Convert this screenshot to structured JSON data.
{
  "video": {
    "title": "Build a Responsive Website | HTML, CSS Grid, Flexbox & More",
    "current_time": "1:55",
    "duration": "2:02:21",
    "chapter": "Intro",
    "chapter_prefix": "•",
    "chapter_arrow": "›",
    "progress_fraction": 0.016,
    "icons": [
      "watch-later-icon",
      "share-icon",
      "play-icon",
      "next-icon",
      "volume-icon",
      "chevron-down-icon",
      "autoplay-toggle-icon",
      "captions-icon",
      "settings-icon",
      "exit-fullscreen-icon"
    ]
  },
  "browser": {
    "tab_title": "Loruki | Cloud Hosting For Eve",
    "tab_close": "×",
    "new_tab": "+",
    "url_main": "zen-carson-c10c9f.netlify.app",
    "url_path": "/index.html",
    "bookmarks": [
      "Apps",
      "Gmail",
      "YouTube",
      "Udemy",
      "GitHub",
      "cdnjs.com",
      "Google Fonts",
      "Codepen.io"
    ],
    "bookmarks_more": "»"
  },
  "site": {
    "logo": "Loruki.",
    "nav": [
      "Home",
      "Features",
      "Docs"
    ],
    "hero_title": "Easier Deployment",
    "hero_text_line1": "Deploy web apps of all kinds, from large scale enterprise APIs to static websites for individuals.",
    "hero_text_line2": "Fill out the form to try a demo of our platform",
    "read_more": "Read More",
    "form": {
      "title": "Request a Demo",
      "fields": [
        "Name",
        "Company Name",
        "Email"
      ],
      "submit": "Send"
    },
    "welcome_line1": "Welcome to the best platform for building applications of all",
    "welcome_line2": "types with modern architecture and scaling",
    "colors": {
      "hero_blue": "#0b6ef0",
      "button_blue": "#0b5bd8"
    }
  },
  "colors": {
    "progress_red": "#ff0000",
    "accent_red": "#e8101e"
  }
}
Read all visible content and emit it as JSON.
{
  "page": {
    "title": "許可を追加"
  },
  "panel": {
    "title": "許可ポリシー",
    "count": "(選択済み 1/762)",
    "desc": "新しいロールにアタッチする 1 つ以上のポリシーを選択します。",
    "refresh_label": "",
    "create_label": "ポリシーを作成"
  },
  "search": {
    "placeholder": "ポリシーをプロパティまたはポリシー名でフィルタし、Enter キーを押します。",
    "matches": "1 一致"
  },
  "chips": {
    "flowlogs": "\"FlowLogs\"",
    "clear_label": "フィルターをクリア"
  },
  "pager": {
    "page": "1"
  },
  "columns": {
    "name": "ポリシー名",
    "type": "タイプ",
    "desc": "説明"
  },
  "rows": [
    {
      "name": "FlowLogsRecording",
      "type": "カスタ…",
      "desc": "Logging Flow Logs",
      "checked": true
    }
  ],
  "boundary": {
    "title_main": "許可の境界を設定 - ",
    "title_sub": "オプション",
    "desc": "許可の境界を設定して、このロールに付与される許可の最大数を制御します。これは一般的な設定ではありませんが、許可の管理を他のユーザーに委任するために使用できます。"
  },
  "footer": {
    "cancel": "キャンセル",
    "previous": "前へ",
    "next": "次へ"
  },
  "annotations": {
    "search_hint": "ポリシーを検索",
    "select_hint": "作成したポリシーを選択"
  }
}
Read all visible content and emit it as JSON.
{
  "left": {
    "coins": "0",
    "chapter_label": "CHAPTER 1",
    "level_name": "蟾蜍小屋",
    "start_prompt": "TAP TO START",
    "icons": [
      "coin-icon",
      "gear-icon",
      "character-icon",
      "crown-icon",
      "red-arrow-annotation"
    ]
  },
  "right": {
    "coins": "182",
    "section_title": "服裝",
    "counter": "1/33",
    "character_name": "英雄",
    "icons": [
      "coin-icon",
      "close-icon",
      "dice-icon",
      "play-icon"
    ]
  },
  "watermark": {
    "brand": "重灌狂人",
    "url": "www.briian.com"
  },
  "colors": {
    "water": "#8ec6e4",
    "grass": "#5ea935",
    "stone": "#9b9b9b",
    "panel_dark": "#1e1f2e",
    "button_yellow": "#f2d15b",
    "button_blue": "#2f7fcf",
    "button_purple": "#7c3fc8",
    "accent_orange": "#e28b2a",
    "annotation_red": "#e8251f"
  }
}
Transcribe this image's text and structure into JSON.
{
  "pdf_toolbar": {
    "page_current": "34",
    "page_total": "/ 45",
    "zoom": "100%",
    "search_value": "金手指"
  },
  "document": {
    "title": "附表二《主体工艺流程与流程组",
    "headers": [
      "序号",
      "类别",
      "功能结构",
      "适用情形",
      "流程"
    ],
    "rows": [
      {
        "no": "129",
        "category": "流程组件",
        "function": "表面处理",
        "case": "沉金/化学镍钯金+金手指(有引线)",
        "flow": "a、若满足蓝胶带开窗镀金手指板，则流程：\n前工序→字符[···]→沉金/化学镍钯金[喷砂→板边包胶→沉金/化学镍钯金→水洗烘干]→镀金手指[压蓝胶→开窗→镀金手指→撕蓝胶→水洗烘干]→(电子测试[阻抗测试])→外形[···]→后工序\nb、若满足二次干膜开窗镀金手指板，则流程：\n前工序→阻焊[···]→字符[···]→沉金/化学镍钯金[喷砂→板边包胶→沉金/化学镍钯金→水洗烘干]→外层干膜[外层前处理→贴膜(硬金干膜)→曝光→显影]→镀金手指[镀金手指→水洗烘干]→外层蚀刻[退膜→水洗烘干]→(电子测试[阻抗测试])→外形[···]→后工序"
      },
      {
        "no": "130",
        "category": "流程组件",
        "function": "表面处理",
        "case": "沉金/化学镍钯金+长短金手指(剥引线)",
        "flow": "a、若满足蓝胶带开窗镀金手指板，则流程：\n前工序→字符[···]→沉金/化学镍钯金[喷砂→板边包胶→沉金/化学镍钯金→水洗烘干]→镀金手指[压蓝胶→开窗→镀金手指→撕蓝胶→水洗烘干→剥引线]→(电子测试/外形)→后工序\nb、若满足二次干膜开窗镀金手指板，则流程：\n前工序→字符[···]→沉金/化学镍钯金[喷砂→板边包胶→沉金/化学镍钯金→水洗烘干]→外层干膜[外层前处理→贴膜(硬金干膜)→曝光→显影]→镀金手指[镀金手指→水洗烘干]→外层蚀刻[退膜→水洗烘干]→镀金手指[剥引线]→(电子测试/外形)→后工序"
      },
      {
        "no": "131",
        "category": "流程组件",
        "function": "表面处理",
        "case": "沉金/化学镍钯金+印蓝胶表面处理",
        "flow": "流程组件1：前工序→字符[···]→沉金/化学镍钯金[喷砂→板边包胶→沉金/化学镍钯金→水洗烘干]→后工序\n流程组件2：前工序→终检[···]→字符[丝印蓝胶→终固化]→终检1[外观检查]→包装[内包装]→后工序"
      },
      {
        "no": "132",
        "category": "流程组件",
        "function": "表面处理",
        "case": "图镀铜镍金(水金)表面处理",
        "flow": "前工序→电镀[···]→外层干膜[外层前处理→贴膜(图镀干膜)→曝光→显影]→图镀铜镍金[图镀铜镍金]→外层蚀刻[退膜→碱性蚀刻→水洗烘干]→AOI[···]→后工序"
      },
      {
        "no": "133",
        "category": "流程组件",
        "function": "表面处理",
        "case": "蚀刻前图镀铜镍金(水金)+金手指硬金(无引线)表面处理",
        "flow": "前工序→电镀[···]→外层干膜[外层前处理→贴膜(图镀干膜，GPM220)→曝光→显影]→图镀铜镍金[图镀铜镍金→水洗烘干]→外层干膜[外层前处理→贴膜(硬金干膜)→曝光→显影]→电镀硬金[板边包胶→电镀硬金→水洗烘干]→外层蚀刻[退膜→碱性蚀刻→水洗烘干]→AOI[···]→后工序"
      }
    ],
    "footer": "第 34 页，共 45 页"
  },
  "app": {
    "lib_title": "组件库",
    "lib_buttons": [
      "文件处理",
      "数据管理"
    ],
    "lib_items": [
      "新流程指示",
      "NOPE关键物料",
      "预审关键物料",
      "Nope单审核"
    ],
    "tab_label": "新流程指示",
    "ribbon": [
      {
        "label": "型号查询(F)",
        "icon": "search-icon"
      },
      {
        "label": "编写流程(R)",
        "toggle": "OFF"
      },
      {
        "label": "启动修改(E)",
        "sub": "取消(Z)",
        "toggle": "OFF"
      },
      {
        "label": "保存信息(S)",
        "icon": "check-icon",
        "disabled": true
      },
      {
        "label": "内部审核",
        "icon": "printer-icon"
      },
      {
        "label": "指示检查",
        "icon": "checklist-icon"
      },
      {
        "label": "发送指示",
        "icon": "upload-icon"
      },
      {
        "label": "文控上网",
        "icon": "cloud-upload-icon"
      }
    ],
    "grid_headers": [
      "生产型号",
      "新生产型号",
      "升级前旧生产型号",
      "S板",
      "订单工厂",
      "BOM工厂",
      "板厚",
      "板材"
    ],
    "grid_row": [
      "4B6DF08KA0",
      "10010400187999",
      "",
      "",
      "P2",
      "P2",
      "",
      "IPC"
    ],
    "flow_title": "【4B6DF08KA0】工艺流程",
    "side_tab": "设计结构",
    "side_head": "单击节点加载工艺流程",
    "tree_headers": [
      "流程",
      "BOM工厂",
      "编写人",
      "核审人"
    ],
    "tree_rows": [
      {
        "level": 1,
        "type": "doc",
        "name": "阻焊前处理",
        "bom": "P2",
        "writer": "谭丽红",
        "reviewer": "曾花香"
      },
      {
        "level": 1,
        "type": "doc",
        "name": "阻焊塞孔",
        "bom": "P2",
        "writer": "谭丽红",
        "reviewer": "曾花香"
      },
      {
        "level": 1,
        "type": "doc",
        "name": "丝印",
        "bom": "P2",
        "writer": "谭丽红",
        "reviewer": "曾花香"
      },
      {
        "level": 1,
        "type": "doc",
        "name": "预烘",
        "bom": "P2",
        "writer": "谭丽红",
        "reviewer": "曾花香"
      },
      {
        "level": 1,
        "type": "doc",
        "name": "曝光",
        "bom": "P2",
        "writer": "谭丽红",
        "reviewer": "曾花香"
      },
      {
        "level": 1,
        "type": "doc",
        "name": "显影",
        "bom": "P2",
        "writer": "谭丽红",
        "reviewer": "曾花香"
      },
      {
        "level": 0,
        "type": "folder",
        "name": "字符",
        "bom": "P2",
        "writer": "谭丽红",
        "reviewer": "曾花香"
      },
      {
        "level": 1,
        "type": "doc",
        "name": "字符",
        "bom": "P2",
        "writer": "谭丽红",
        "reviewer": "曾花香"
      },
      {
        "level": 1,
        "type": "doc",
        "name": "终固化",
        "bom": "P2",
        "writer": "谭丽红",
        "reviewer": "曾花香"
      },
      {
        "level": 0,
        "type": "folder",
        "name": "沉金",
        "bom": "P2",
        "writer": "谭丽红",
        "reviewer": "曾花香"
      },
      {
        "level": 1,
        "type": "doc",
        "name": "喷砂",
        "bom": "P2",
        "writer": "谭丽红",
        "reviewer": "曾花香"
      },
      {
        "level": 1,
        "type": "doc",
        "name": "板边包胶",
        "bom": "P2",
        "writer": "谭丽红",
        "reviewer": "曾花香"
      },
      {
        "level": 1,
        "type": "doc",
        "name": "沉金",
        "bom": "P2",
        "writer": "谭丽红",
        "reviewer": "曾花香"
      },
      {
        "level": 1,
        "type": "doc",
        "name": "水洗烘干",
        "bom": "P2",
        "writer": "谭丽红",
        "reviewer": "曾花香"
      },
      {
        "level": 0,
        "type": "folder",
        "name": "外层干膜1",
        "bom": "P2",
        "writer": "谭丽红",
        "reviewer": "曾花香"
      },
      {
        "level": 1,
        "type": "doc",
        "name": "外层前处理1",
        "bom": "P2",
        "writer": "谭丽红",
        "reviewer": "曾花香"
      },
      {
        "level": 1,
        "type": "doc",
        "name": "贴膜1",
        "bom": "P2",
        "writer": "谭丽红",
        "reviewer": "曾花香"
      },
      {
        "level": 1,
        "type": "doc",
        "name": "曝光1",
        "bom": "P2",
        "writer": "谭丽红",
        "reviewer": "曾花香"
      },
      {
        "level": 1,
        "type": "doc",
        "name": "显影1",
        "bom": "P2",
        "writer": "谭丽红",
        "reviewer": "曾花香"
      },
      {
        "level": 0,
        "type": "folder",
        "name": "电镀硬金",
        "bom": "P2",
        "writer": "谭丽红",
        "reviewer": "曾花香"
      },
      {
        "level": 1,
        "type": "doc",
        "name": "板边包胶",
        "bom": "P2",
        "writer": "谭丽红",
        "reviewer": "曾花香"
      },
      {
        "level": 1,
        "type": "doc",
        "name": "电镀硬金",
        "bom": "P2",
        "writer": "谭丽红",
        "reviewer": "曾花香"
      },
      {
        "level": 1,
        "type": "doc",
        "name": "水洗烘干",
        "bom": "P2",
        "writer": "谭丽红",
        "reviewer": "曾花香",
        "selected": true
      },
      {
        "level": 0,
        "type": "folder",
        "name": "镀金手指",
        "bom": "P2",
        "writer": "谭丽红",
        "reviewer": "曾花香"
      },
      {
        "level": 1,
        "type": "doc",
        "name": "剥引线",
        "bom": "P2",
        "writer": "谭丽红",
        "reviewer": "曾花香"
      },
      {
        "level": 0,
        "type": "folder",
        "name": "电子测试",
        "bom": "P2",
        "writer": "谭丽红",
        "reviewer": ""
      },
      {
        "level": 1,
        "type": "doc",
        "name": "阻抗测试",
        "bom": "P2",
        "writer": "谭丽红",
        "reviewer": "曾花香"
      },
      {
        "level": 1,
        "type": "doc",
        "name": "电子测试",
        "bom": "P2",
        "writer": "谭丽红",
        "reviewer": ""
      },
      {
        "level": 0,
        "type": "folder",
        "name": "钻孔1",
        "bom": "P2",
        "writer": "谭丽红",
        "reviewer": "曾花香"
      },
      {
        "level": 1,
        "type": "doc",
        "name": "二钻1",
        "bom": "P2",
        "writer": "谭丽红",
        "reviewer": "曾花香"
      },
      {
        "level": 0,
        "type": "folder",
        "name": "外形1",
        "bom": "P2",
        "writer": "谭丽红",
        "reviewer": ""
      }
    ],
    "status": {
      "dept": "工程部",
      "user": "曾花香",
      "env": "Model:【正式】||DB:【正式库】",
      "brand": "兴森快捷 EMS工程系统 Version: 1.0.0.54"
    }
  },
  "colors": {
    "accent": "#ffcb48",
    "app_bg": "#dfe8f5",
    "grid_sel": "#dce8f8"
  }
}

--

## Required work
Copy each line of the preceding data that contains the string "case".

## Solution to this exercise
        "case": "沉金/化学镍钯金+金手指(有引线)",
        "case": "沉金/化学镍钯金+长短金手指(剥引线)",
        "case": "沉金/化学镍钯金+印蓝胶表面处理",
        "case": "图镀铜镍金(水金)表面处理",
        "case": "蚀刻前图镀铜镍金(水金)+金手指硬金(无引线)表面处理",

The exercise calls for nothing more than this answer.